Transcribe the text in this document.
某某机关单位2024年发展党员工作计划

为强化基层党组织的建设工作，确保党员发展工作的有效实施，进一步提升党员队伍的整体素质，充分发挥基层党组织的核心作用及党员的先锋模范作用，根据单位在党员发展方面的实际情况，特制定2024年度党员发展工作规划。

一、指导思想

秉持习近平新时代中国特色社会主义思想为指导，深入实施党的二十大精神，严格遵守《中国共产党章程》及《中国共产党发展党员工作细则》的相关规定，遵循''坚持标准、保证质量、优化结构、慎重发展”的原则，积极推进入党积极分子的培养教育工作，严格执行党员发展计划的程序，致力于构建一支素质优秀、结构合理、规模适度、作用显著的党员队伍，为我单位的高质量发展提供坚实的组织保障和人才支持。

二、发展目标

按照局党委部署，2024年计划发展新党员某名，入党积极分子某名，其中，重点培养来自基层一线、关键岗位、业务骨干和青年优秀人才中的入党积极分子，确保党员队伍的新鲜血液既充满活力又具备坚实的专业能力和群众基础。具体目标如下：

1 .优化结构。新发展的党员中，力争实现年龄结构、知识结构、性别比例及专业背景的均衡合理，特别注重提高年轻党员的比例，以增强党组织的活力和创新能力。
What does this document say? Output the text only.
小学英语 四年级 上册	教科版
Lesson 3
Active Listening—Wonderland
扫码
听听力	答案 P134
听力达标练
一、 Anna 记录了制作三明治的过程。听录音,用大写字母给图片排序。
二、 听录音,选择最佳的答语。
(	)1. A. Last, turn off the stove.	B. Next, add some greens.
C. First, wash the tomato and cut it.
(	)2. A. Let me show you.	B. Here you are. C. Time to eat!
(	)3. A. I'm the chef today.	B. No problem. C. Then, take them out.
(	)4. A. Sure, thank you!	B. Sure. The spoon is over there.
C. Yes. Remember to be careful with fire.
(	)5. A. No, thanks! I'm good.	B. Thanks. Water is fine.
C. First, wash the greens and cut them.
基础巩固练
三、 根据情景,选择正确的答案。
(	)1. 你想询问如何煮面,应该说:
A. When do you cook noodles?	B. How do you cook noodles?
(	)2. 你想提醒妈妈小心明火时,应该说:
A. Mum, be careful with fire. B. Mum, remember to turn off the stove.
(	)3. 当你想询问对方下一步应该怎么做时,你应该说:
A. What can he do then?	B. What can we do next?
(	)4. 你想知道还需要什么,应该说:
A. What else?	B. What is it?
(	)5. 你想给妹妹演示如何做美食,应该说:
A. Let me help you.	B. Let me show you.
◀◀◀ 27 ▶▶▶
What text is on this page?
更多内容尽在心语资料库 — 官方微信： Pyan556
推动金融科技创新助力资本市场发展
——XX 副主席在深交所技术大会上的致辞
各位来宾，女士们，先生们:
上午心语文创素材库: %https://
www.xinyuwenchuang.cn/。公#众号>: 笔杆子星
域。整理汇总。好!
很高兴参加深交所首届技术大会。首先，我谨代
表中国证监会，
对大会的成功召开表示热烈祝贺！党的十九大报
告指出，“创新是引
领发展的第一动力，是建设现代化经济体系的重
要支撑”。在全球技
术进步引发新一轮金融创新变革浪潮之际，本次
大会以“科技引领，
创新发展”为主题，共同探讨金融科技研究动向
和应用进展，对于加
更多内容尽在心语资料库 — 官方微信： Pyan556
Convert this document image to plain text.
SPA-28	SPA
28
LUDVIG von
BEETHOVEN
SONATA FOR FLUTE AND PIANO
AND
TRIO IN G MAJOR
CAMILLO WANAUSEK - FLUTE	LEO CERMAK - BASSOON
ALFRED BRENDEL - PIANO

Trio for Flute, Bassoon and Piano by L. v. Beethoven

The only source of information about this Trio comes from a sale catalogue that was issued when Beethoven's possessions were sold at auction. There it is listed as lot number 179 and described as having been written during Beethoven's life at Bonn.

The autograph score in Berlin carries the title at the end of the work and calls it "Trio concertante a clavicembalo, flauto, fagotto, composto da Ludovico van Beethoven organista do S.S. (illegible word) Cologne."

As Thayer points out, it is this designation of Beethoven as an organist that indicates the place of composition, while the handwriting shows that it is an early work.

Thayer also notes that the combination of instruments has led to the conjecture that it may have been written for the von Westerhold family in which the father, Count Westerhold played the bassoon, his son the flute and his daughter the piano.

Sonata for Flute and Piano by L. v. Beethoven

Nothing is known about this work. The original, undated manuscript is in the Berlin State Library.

● ● ●

_TASK REQUIREMENTS_
Count the lines in the entries that hold the word "work", and give nothing but the total.

_PROBLEM SOLUTION_
3